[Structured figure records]
========

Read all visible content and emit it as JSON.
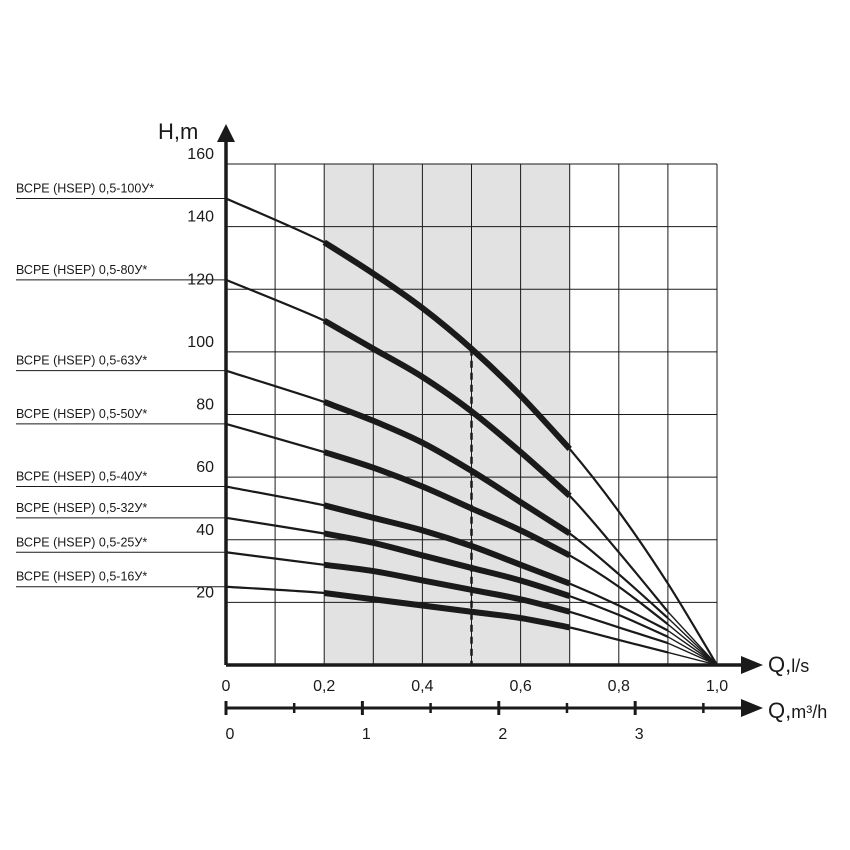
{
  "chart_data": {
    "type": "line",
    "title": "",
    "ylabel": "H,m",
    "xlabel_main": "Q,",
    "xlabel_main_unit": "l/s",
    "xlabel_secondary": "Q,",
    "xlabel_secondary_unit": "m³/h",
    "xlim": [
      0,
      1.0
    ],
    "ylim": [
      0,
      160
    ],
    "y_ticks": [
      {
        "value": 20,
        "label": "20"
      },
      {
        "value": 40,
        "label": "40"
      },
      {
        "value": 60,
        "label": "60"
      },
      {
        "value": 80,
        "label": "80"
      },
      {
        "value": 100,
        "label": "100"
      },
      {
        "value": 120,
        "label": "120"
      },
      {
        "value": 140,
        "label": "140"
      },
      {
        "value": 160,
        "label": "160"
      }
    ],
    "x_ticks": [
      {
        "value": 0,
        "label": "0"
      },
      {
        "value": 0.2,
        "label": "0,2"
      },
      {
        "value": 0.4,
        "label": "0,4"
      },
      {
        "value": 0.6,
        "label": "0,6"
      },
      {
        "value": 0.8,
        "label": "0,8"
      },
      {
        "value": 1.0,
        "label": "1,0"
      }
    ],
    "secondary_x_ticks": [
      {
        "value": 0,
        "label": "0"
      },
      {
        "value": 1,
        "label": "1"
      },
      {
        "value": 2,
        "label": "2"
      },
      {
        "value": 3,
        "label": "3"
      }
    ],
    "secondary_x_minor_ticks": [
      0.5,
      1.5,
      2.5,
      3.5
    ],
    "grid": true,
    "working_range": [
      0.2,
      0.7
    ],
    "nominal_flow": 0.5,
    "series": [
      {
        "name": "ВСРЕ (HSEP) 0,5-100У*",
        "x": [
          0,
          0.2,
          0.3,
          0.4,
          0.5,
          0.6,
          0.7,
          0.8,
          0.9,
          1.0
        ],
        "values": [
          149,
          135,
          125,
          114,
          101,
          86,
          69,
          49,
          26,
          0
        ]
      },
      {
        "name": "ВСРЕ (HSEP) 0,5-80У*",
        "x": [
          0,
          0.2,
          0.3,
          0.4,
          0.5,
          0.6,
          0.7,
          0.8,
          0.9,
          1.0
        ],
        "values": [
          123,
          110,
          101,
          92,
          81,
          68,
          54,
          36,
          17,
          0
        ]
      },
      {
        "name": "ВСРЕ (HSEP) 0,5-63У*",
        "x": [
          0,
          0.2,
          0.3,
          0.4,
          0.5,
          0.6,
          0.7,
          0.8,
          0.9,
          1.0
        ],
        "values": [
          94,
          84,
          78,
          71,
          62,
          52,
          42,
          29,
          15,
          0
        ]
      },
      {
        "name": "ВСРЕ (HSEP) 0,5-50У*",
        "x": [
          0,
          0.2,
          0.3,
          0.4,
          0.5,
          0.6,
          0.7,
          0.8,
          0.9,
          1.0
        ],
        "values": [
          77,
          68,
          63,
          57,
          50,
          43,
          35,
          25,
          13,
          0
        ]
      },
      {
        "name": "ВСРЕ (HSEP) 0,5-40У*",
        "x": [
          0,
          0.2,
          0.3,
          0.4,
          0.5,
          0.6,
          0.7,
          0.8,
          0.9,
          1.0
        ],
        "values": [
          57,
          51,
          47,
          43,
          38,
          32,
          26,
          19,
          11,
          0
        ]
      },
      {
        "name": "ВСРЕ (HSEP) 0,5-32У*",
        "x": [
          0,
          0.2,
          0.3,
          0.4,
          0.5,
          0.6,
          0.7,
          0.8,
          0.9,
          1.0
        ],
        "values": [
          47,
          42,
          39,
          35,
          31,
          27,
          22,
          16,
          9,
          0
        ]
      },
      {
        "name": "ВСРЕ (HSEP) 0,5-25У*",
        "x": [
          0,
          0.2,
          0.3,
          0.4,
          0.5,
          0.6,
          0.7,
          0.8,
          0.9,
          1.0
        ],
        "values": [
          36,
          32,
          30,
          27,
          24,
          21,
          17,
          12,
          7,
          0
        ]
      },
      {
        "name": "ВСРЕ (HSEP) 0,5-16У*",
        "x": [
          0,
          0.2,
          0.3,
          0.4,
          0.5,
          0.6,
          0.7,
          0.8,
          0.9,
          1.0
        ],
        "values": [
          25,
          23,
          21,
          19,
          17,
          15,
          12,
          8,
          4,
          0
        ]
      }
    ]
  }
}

========

• What is required
What you return should match the records above word for word, minus the pictures.

• Answer to the problem
Read all visible content and emit it as JSON.
{
  "chart_data": {
    "type": "line",
    "title": "",
    "ylabel": "H,m",
    "xlabel_main": "Q,",
    "xlabel_main_unit": "l/s",
    "xlabel_secondary": "Q,",
    "xlabel_secondary_unit": "m³/h",
    "xlim": [
      0,
      1.0
    ],
    "ylim": [
      0,
      160
    ],
    "y_ticks": [
      {
        "value": 20,
        "label": "20"
      },
      {
        "value": 40,
        "label": "40"
      },
      {
        "value": 60,
        "label": "60"
      },
      {
        "value": 80,
        "label": "80"
      },
      {
        "value": 100,
        "label": "100"
      },
      {
        "value": 120,
        "label": "120"
      },
      {
        "value": 140,
        "label": "140"
      },
      {
        "value": 160,
        "label": "160"
      }
    ],
    "x_ticks": [
      {
        "value": 0,
        "label": "0"
      },
      {
        "value": 0.2,
        "label": "0,2"
      },
      {
        "value": 0.4,
        "label": "0,4"
      },
      {
        "value": 0.6,
        "label": "0,6"
      },
      {
        "value": 0.8,
        "label": "0,8"
      },
      {
        "value": 1.0,
        "label": "1,0"
      }
    ],
    "secondary_x_ticks": [
      {
        "value": 0,
        "label": "0"
      },
      {
        "value": 1,
        "label": "1"
      },
      {
        "value": 2,
        "label": "2"
      },
      {
        "value": 3,
        "label": "3"
      }
    ],
    "secondary_x_minor_ticks": [
      0.5,
      1.5,
      2.5,
      3.5
    ],
    "grid": true,
    "working_range": [
      0.2,
      0.7
    ],
    "nominal_flow": 0.5,
    "series": [
      {
        "name": "ВСРЕ (HSEP) 0,5-100У*",
        "x": [
          0,
          0.2,
          0.3,
          0.4,
          0.5,
          0.6,
          0.7,
          0.8,
          0.9,
          1.0
        ],
        "values": [
          149,
          135,
          125,
          114,
          101,
          86,
          69,
          49,
          26,
          0
        ]
      },
      {
        "name": "ВСРЕ (HSEP) 0,5-80У*",
        "x": [
          0,
          0.2,
          0.3,
          0.4,
          0.5,
          0.6,
          0.7,
          0.8,
          0.9,
          1.0
        ],
        "values": [
          123,
          110,
          101,
          92,
          81,
          68,
          54,
          36,
          17,
          0
        ]
      },
      {
        "name": "ВСРЕ (HSEP) 0,5-63У*",
        "x": [
          0,
          0.2,
          0.3,
          0.4,
          0.5,
          0.6,
          0.7,
          0.8,
          0.9,
          1.0
        ],
        "values": [
          94,
          84,
          78,
          71,
          62,
          52,
          42,
          29,
          15,
          0
        ]
      },
      {
        "name": "ВСРЕ (HSEP) 0,5-50У*",
        "x": [
          0,
          0.2,
          0.3,
          0.4,
          0.5,
          0.6,
          0.7,
          0.8,
          0.9,
          1.0
        ],
        "values": [
          77,
          68,
          63,
          57,
          50,
          43,
          35,
          25,
          13,
          0
        ]
      },
      {
        "name": "ВСРЕ (HSEP) 0,5-40У*",
        "x": [
          0,
          0.2,
          0.3,
          0.4,
          0.5,
          0.6,
          0.7,
          0.8,
          0.9,
          1.0
        ],
        "values": [
          57,
          51,
          47,
          43,
          38,
          32,
          26,
          19,
          11,
          0
        ]
      },
      {
        "name": "ВСРЕ (HSEP) 0,5-32У*",
        "x": [
          0,
          0.2,
          0.3,
          0.4,
          0.5,
          0.6,
          0.7,
          0.8,
          0.9,
          1.0
        ],
        "values": [
          47,
          42,
          39,
          35,
          31,
          27,
          22,
          16,
          9,
          0
        ]
      },
      {
        "name": "ВСРЕ (HSEP) 0,5-25У*",
        "x": [
          0,
          0.2,
          0.3,
          0.4,
          0.5,
          0.6,
          0.7,
          0.8,
          0.9,
          1.0
        ],
        "values": [
          36,
          32,
          30,
          27,
          24,
          21,
          17,
          12,
          7,
          0
        ]
      },
      {
        "name": "ВСРЕ (HSEP) 0,5-16У*",
        "x": [
          0,
          0.2,
          0.3,
          0.4,
          0.5,
          0.6,
          0.7,
          0.8,
          0.9,
          1.0
        ],
        "values": [
          25,
          23,
          21,
          19,
          17,
          15,
          12,
          8,
          4,
          0
        ]
      }
    ]
  }
}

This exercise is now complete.